= GIVEN TASK =
Please print the data below line for line, keeping every character unchanged.

[Dataset entries]

■ ■ ■ ■ ■

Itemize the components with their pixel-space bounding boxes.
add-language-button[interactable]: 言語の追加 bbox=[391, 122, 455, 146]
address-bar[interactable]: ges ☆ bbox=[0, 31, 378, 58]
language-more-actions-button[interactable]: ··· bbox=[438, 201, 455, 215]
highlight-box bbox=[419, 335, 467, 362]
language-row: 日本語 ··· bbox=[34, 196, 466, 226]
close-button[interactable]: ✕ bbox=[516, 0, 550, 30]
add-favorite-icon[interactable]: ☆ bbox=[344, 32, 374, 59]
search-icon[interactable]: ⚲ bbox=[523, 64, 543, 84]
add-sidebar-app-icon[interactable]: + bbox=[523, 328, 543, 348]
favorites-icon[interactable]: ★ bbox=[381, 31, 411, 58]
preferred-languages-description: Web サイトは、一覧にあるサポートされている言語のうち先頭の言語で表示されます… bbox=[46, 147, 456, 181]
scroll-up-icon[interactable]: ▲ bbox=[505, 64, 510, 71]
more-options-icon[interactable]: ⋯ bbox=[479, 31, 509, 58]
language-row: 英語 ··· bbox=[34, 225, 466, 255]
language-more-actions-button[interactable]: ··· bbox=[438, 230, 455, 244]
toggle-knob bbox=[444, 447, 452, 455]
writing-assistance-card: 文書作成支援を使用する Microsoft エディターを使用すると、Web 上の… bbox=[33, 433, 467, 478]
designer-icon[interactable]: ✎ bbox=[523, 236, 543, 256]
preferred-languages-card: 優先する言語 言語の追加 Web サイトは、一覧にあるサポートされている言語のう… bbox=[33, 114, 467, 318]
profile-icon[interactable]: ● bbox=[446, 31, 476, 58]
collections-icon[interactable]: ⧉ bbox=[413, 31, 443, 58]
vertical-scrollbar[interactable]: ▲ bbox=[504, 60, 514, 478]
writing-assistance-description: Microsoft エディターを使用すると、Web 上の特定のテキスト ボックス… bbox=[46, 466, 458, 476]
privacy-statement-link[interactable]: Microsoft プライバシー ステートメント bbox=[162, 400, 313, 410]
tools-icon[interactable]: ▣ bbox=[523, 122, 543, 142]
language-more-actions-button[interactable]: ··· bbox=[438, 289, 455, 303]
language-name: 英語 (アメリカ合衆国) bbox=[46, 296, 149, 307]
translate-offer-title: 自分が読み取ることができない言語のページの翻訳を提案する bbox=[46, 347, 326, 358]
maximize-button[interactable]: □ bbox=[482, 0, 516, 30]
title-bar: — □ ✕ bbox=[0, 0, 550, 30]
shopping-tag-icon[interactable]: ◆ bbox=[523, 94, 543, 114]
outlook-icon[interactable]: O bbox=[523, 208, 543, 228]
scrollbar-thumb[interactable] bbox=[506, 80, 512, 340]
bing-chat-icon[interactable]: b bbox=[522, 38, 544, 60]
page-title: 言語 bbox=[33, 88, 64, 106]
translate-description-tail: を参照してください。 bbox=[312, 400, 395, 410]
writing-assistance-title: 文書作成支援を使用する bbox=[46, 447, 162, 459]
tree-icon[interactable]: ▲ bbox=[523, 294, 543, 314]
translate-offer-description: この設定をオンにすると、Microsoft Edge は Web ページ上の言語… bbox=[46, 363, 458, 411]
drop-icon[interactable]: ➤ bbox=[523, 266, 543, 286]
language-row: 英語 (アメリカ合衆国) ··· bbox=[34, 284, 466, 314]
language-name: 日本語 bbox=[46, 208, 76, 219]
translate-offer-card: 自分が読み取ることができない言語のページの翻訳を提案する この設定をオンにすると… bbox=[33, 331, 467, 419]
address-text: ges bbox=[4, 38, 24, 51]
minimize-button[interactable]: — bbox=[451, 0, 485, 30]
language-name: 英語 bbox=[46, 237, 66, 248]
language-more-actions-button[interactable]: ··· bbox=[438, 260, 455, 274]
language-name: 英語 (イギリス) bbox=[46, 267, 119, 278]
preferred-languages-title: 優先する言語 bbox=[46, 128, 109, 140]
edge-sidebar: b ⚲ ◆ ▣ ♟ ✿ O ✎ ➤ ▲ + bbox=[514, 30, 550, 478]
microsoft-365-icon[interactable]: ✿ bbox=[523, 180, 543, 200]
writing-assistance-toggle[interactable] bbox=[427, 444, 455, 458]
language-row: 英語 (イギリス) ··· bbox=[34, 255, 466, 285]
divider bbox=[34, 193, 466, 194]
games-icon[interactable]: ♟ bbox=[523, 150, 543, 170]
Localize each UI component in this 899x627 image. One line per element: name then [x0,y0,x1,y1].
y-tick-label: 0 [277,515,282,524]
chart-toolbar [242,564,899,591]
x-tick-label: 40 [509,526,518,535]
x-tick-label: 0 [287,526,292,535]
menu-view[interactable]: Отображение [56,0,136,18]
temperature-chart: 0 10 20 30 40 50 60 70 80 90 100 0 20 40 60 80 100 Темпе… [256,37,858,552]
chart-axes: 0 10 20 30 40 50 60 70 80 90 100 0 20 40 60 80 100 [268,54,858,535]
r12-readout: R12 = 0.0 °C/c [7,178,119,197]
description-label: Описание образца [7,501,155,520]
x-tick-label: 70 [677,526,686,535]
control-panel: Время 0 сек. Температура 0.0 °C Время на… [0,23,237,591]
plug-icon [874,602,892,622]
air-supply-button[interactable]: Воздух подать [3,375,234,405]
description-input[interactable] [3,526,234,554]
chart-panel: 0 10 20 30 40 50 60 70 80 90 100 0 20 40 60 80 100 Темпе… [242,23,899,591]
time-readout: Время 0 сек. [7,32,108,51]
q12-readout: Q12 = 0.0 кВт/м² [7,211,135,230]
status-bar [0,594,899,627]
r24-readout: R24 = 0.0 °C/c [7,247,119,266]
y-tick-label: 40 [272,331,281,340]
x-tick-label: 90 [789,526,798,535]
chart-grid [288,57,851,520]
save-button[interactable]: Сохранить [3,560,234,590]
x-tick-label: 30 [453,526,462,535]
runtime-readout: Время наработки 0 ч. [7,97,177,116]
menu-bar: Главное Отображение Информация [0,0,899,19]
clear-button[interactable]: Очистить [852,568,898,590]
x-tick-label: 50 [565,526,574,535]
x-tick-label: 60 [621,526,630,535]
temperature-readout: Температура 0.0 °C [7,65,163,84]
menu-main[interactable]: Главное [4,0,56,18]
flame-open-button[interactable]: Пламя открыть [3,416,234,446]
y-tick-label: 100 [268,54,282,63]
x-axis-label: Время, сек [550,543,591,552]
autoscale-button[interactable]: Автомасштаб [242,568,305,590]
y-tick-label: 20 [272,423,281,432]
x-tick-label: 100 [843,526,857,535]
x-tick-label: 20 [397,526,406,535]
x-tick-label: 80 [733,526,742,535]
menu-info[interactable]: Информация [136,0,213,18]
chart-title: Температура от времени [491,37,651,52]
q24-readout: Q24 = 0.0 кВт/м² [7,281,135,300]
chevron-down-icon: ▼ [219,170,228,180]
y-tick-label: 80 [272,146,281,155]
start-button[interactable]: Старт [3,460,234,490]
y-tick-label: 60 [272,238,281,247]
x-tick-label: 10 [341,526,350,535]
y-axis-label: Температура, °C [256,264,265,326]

■ ■ ■ ■ ■

= RESULT FOR THIS TASK =
Itemize the components with their pixel-space bounding boxes.
add-language-button[interactable]: 言語の追加 bbox=[391, 122, 455, 146]
address-bar[interactable]: ges ☆ bbox=[0, 31, 378, 58]
language-more-actions-button[interactable]: ··· bbox=[438, 201, 455, 215]
highlight-box bbox=[419, 335, 467, 362]
language-row: 日本語 ··· bbox=[34, 196, 466, 226]
close-button[interactable]: ✕ bbox=[516, 0, 550, 30]
add-favorite-icon[interactable]: ☆ bbox=[344, 32, 374, 59]
search-icon[interactable]: ⚲ bbox=[523, 64, 543, 84]
add-sidebar-app-icon[interactable]: + bbox=[523, 328, 543, 348]
favorites-icon[interactable]: ★ bbox=[381, 31, 411, 58]
preferred-languages-description: Web サイトは、一覧にあるサポートされている言語のうち先頭の言語で表示されます… bbox=[46, 147, 456, 181]
scroll-up-icon[interactable]: ▲ bbox=[505, 64, 510, 71]
more-options-icon[interactable]: ⋯ bbox=[479, 31, 509, 58]
language-row: 英語 ··· bbox=[34, 225, 466, 255]
language-more-actions-button[interactable]: ··· bbox=[438, 230, 455, 244]
toggle-knob bbox=[444, 447, 452, 455]
writing-assistance-card: 文書作成支援を使用する Microsoft エディターを使用すると、Web 上の… bbox=[33, 433, 467, 478]
designer-icon[interactable]: ✎ bbox=[523, 236, 543, 256]
preferred-languages-card: 優先する言語 言語の追加 Web サイトは、一覧にあるサポートされている言語のう… bbox=[33, 114, 467, 318]
profile-icon[interactable]: ● bbox=[446, 31, 476, 58]
collections-icon[interactable]: ⧉ bbox=[413, 31, 443, 58]
vertical-scrollbar[interactable]: ▲ bbox=[504, 60, 514, 478]
writing-assistance-description: Microsoft エディターを使用すると、Web 上の特定のテキスト ボックス… bbox=[46, 466, 458, 476]
privacy-statement-link[interactable]: Microsoft プライバシー ステートメント bbox=[162, 400, 313, 410]
tools-icon[interactable]: ▣ bbox=[523, 122, 543, 142]
language-more-actions-button[interactable]: ··· bbox=[438, 289, 455, 303]
language-name: 英語 (アメリカ合衆国) bbox=[46, 296, 149, 307]
translate-offer-title: 自分が読み取ることができない言語のページの翻訳を提案する bbox=[46, 347, 326, 358]
maximize-button[interactable]: □ bbox=[482, 0, 516, 30]
title-bar: — □ ✕ bbox=[0, 0, 550, 30]
shopping-tag-icon[interactable]: ◆ bbox=[523, 94, 543, 114]
outlook-icon[interactable]: O bbox=[523, 208, 543, 228]
scrollbar-thumb[interactable] bbox=[506, 80, 512, 340]
bing-chat-icon[interactable]: b bbox=[522, 38, 544, 60]
page-title: 言語 bbox=[33, 88, 64, 106]
translate-description-tail: を参照してください。 bbox=[312, 400, 395, 410]
writing-assistance-title: 文書作成支援を使用する bbox=[46, 447, 162, 459]
tree-icon[interactable]: ▲ bbox=[523, 294, 543, 314]
translate-offer-description: この設定をオンにすると、Microsoft Edge は Web ページ上の言語… bbox=[46, 363, 458, 411]
drop-icon[interactable]: ➤ bbox=[523, 266, 543, 286]
language-row: 英語 (アメリカ合衆国) ··· bbox=[34, 284, 466, 314]
language-name: 日本語 bbox=[46, 208, 76, 219]
translate-offer-card: 自分が読み取ることができない言語のページの翻訳を提案する この設定をオンにすると… bbox=[33, 331, 467, 419]
address-text: ges bbox=[4, 38, 24, 51]
minimize-button[interactable]: — bbox=[451, 0, 485, 30]
language-name: 英語 bbox=[46, 237, 66, 248]
language-more-actions-button[interactable]: ··· bbox=[438, 260, 455, 274]
language-name: 英語 (イギリス) bbox=[46, 267, 119, 278]
preferred-languages-title: 優先する言語 bbox=[46, 128, 109, 140]
edge-sidebar: b ⚲ ◆ ▣ ♟ ✿ O ✎ ➤ ▲ + bbox=[514, 30, 550, 478]
microsoft-365-icon[interactable]: ✿ bbox=[523, 180, 543, 200]
writing-assistance-toggle[interactable] bbox=[427, 444, 455, 458]
language-row: 英語 (イギリス) ··· bbox=[34, 255, 466, 285]
divider bbox=[34, 193, 466, 194]
games-icon[interactable]: ♟ bbox=[523, 150, 543, 170]
Localize each UI component in this 899x627 image. One line per element: name then [x0,y0,x1,y1].
y-tick-label: 0 [277,515,282,524]
chart-toolbar [242,564,899,591]
x-tick-label: 40 [509,526,518,535]
x-tick-label: 0 [287,526,292,535]
menu-view[interactable]: Отображение [56,0,136,18]
temperature-chart: 0 10 20 30 40 50 60 70 80 90 100 0 20 40 60 80 100 Темпе… [256,37,858,552]
chart-axes: 0 10 20 30 40 50 60 70 80 90 100 0 20 40 60 80 100 [268,54,858,535]
r12-readout: R12 = 0.0 °C/c [7,178,119,197]
description-label: Описание образца [7,501,155,520]
x-tick-label: 70 [677,526,686,535]
control-panel: Время 0 сек. Температура 0.0 °C Время на… [0,23,237,591]
plug-icon [874,602,892,622]
air-supply-button[interactable]: Воздух подать [3,375,234,405]
description-input[interactable] [3,526,234,554]
chart-panel: 0 10 20 30 40 50 60 70 80 90 100 0 20 40 60 80 100 Темпе… [242,23,899,591]
time-readout: Время 0 сек. [7,32,108,51]
q12-readout: Q12 = 0.0 кВт/м² [7,211,135,230]
status-bar [0,594,899,627]
r24-readout: R24 = 0.0 °C/c [7,247,119,266]
y-tick-label: 40 [272,331,281,340]
x-tick-label: 90 [789,526,798,535]
chart-grid [288,57,851,520]
save-button[interactable]: Сохранить [3,560,234,590]
x-tick-label: 30 [453,526,462,535]
runtime-readout: Время наработки 0 ч. [7,97,177,116]
menu-bar: Главное Отображение Информация [0,0,899,19]
clear-button[interactable]: Очистить [852,568,898,590]
x-tick-label: 50 [565,526,574,535]
x-tick-label: 60 [621,526,630,535]
temperature-readout: Температура 0.0 °C [7,65,163,84]
menu-main[interactable]: Главное [4,0,56,18]
flame-open-button[interactable]: Пламя открыть [3,416,234,446]
y-tick-label: 100 [268,54,282,63]
x-axis-label: Время, сек [550,543,591,552]
autoscale-button[interactable]: Автомасштаб [242,568,305,590]
y-tick-label: 20 [272,423,281,432]
x-tick-label: 100 [843,526,857,535]
x-tick-label: 20 [397,526,406,535]
x-tick-label: 80 [733,526,742,535]
menu-info[interactable]: Информация [136,0,213,18]
chart-title: Температура от времени [491,37,651,52]
q24-readout: Q24 = 0.0 кВт/м² [7,281,135,300]
chevron-down-icon: ▼ [219,170,228,180]
y-tick-label: 80 [272,146,281,155]
start-button[interactable]: Старт [3,460,234,490]
y-tick-label: 60 [272,238,281,247]
x-tick-label: 10 [341,526,350,535]
y-axis-label: Температура, °C [256,264,265,326]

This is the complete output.